STATED TASK: Transcribe the data that follows precisely, omitting nothing.

SUPPLIED DATA:
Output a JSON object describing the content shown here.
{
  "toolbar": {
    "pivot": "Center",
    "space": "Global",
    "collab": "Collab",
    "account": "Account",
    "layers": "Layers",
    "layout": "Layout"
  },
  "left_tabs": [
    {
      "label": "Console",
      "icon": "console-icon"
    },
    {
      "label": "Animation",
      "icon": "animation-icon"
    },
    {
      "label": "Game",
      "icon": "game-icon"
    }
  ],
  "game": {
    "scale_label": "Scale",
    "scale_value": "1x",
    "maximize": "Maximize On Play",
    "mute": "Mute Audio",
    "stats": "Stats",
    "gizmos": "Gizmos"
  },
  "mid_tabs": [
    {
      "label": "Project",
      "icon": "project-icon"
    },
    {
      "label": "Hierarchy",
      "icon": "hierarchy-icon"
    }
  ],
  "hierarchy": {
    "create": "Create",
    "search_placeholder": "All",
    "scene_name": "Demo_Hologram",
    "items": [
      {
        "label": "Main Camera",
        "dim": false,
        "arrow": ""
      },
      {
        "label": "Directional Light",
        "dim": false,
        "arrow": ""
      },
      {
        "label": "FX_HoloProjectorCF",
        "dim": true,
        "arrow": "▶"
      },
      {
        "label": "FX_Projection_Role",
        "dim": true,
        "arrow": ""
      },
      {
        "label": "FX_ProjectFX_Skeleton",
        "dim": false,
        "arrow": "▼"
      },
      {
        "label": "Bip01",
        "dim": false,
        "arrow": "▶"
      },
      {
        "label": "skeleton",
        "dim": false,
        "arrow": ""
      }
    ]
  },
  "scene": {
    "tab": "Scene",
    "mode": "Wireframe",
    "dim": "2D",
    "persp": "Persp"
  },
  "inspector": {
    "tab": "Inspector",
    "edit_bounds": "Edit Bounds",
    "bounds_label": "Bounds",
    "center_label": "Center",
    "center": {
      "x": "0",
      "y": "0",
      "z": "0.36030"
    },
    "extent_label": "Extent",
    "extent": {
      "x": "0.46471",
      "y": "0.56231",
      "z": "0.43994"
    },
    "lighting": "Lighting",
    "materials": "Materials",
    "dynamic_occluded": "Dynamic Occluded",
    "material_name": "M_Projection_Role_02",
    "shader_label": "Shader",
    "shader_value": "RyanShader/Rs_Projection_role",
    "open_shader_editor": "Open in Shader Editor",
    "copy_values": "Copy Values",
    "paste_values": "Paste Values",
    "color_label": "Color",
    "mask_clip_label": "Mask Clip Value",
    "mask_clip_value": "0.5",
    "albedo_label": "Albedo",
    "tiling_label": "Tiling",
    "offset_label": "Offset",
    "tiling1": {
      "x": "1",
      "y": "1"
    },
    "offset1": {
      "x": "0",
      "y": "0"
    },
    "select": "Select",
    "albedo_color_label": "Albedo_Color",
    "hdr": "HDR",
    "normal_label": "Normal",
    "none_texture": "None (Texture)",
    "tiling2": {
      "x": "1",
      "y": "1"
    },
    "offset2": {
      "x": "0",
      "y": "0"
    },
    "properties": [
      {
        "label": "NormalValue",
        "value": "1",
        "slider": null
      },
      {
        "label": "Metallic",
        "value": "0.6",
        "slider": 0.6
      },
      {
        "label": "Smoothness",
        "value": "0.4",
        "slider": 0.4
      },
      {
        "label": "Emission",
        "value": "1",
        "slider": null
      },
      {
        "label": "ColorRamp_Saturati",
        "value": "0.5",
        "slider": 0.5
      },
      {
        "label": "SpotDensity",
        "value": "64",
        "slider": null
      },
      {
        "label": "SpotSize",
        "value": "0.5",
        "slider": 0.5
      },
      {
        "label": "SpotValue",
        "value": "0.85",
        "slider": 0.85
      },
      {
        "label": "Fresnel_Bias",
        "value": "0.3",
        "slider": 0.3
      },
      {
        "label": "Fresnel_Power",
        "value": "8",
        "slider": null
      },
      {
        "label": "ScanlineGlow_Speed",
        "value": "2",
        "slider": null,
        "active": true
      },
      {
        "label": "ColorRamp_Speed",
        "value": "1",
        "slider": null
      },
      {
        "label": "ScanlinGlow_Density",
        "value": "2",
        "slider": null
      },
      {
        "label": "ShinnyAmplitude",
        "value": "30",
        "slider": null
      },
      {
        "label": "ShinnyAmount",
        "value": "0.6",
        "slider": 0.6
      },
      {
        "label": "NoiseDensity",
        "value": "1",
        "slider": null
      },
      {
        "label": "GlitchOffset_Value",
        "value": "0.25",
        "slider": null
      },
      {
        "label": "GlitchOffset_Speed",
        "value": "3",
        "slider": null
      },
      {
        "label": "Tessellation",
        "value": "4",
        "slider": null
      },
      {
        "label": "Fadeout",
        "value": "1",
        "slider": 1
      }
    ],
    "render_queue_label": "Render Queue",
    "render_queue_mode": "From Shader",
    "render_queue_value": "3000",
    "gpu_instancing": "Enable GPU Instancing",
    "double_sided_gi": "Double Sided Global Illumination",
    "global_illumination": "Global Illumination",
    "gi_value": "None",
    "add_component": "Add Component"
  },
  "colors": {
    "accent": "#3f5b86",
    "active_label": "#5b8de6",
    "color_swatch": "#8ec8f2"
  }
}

WRITTEN SOLUTION:
Output a JSON object describing the content shown here.
{
  "toolbar": {
    "pivot": "Center",
    "space": "Global",
    "collab": "Collab",
    "account": "Account",
    "layers": "Layers",
    "layout": "Layout"
  },
  "left_tabs": [
    {
      "label": "Console",
      "icon": "console-icon"
    },
    {
      "label": "Animation",
      "icon": "animation-icon"
    },
    {
      "label": "Game",
      "icon": "game-icon"
    }
  ],
  "game": {
    "scale_label": "Scale",
    "scale_value": "1x",
    "maximize": "Maximize On Play",
    "mute": "Mute Audio",
    "stats": "Stats",
    "gizmos": "Gizmos"
  },
  "mid_tabs": [
    {
      "label": "Project",
      "icon": "project-icon"
    },
    {
      "label": "Hierarchy",
      "icon": "hierarchy-icon"
    }
  ],
  "hierarchy": {
    "create": "Create",
    "search_placeholder": "All",
    "scene_name": "Demo_Hologram",
    "items": [
      {
        "label": "Main Camera",
        "dim": false,
        "arrow": ""
      },
      {
        "label": "Directional Light",
        "dim": false,
        "arrow": ""
      },
      {
        "label": "FX_HoloProjectorCF",
        "dim": true,
        "arrow": "▶"
      },
      {
        "label": "FX_Projection_Role",
        "dim": true,
        "arrow": ""
      },
      {
        "label": "FX_ProjectFX_Skeleton",
        "dim": false,
        "arrow": "▼"
      },
      {
        "label": "Bip01",
        "dim": false,
        "arrow": "▶"
      },
      {
        "label": "skeleton",
        "dim": false,
        "arrow": ""
      }
    ]
  },
  "scene": {
    "tab": "Scene",
    "mode": "Wireframe",
    "dim": "2D",
    "persp": "Persp"
  },
  "inspector": {
    "tab": "Inspector",
    "edit_bounds": "Edit Bounds",
    "bounds_label": "Bounds",
    "center_label": "Center",
    "center": {
      "x": "0",
      "y": "0",
      "z": "0.36030"
    },
    "extent_label": "Extent",
    "extent": {
      "x": "0.46471",
      "y": "0.56231",
      "z": "0.43994"
    },
    "lighting": "Lighting",
    "materials": "Materials",
    "dynamic_occluded": "Dynamic Occluded",
    "material_name": "M_Projection_Role_02",
    "shader_label": "Shader",
    "shader_value": "RyanShader/Rs_Projection_role",
    "open_shader_editor": "Open in Shader Editor",
    "copy_values": "Copy Values",
    "paste_values": "Paste Values",
    "color_label": "Color",
    "mask_clip_label": "Mask Clip Value",
    "mask_clip_value": "0.5",
    "albedo_label": "Albedo",
    "tiling_label": "Tiling",
    "offset_label": "Offset",
    "tiling1": {
      "x": "1",
      "y": "1"
    },
    "offset1": {
      "x": "0",
      "y": "0"
    },
    "select": "Select",
    "albedo_color_label": "Albedo_Color",
    "hdr": "HDR",
    "normal_label": "Normal",
    "none_texture": "None (Texture)",
    "tiling2": {
      "x": "1",
      "y": "1"
    },
    "offset2": {
      "x": "0",
      "y": "0"
    },
    "properties": [
      {
        "label": "NormalValue",
        "value": "1",
        "slider": null
      },
      {
        "label": "Metallic",
        "value": "0.6",
        "slider": 0.6
      },
      {
        "label": "Smoothness",
        "value": "0.4",
        "slider": 0.4
      },
      {
        "label": "Emission",
        "value": "1",
        "slider": null
      },
      {
        "label": "ColorRamp_Saturati",
        "value": "0.5",
        "slider": 0.5
      },
      {
        "label": "SpotDensity",
        "value": "64",
        "slider": null
      },
      {
        "label": "SpotSize",
        "value": "0.5",
        "slider": 0.5
      },
      {
        "label": "SpotValue",
        "value": "0.85",
        "slider": 0.85
      },
      {
        "label": "Fresnel_Bias",
        "value": "0.3",
        "slider": 0.3
      },
      {
        "label": "Fresnel_Power",
        "value": "8",
        "slider": null
      },
      {
        "label": "ScanlineGlow_Speed",
        "value": "2",
        "slider": null,
        "active": true
      },
      {
        "label": "ColorRamp_Speed",
        "value": "1",
        "slider": null
      },
      {
        "label": "ScanlinGlow_Density",
        "value": "2",
        "slider": null
      },
      {
        "label": "ShinnyAmplitude",
        "value": "30",
        "slider": null
      },
      {
        "label": "ShinnyAmount",
        "value": "0.6",
        "slider": 0.6
      },
      {
        "label": "NoiseDensity",
        "value": "1",
        "slider": null
      },
      {
        "label": "GlitchOffset_Value",
        "value": "0.25",
        "slider": null
      },
      {
        "label": "GlitchOffset_Speed",
        "value": "3",
        "slider": null
      },
      {
        "label": "Tessellation",
        "value": "4",
        "slider": null
      },
      {
        "label": "Fadeout",
        "value": "1",
        "slider": 1
      }
    ],
    "render_queue_label": "Render Queue",
    "render_queue_mode": "From Shader",
    "render_queue_value": "3000",
    "gpu_instancing": "Enable GPU Instancing",
    "double_sided_gi": "Double Sided Global Illumination",
    "global_illumination": "Global Illumination",
    "gi_value": "None",
    "add_component": "Add Component"
  },
  "colors": {
    "accent": "#3f5b86",
    "active_label": "#5b8de6",
    "color_swatch": "#8ec8f2"
  }
}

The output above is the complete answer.